Supplied records:
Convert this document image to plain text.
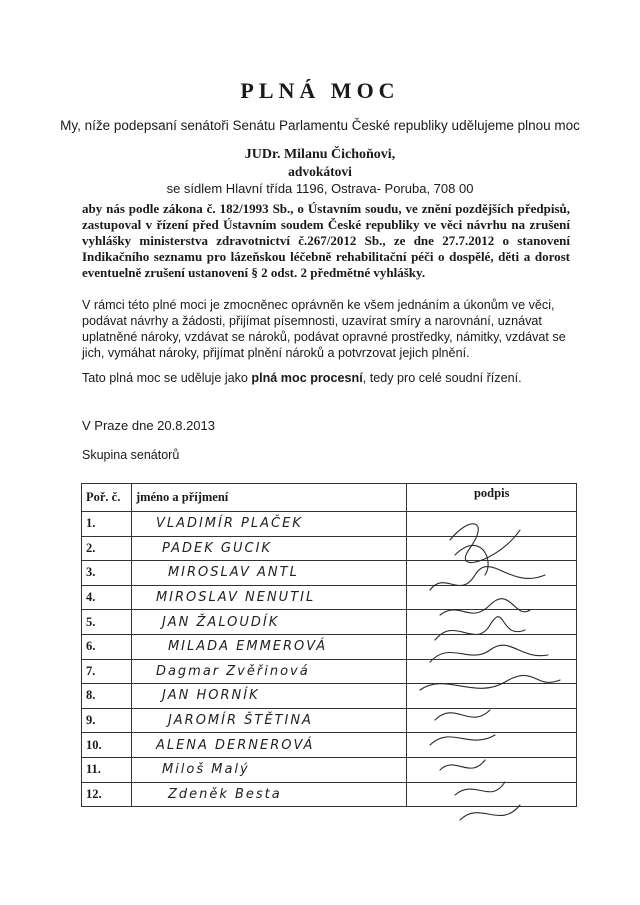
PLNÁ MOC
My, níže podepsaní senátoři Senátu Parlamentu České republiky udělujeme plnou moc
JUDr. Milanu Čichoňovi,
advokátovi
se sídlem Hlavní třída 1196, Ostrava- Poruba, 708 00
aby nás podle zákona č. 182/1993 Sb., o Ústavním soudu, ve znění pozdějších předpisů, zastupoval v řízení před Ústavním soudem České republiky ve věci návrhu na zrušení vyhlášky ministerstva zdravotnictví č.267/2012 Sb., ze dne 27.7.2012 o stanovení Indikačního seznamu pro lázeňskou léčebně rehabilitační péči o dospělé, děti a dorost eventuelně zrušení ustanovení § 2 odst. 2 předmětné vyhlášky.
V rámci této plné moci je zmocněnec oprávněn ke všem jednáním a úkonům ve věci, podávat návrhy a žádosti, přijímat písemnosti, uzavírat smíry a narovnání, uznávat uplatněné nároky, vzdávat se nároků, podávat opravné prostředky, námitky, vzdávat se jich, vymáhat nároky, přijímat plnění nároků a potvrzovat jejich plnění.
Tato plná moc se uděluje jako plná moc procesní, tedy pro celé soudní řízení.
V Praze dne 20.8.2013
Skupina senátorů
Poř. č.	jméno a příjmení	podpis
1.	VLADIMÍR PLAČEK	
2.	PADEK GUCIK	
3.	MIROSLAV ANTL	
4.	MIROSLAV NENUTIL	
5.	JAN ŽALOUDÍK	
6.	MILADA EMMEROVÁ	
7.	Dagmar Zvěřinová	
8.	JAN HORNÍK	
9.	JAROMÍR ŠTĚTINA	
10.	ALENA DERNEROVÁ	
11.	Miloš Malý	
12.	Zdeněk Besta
==
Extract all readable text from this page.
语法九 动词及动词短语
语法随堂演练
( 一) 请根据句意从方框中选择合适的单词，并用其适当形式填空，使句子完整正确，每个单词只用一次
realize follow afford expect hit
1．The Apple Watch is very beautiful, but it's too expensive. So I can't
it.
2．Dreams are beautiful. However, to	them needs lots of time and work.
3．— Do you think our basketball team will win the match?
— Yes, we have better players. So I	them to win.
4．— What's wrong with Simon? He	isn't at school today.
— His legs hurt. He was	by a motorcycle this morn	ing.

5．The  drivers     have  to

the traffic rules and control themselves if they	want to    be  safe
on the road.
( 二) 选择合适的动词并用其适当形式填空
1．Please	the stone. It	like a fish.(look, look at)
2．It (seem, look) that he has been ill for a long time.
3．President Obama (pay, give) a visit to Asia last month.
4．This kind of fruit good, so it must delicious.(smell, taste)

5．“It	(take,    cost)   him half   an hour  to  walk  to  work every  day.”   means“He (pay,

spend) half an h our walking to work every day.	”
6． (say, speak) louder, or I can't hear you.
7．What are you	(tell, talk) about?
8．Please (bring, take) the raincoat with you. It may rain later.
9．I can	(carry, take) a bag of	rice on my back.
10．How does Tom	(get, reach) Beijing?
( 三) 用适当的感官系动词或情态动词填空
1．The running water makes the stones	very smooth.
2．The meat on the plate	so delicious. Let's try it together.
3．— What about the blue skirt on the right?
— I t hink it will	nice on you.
==
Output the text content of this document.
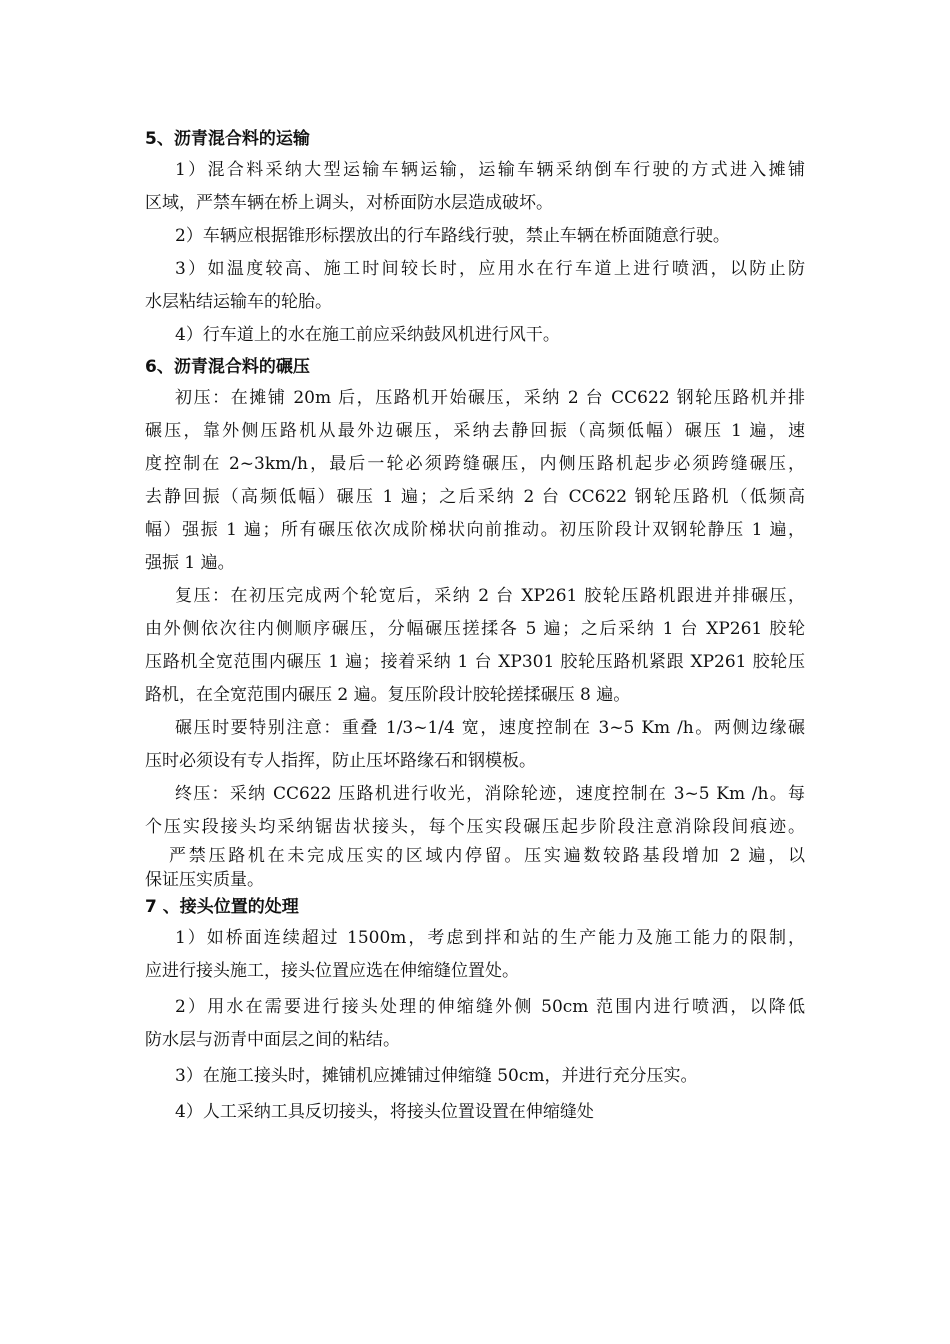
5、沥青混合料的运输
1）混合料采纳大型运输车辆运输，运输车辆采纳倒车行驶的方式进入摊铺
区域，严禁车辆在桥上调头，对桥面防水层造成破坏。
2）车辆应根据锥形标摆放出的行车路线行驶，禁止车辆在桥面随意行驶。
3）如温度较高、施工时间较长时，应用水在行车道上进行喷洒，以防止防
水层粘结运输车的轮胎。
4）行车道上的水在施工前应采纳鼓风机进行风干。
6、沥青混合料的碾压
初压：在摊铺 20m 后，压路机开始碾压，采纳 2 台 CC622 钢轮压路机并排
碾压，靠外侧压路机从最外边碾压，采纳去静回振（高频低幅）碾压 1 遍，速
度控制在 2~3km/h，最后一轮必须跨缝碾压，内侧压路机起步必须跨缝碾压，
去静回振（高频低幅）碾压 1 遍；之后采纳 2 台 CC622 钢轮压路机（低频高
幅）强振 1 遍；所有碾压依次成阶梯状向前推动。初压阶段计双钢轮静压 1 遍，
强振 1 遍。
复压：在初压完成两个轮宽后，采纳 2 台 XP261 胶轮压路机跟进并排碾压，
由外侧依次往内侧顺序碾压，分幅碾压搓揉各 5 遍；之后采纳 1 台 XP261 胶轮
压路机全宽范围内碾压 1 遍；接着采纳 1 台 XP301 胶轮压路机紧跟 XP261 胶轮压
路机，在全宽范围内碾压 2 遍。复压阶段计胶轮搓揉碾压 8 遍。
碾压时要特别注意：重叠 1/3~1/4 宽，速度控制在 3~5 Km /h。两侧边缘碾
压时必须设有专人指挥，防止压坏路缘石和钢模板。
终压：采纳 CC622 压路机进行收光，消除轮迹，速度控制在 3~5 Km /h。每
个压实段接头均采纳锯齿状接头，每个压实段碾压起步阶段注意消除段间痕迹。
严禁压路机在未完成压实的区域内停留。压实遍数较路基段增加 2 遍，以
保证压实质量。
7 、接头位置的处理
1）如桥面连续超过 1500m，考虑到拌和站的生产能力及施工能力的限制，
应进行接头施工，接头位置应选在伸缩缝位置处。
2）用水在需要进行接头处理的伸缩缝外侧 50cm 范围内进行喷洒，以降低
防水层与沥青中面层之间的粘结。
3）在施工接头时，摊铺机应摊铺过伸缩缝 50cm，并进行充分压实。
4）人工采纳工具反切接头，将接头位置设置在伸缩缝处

To be done: Copy out all lines from the material above that contain the string "every".

Full answer:
5．“It	(take,    cost)   him half   an hour  to  walk  to  work every  day.”   means“He (pay,
spend) half an h our walking to work every day.	”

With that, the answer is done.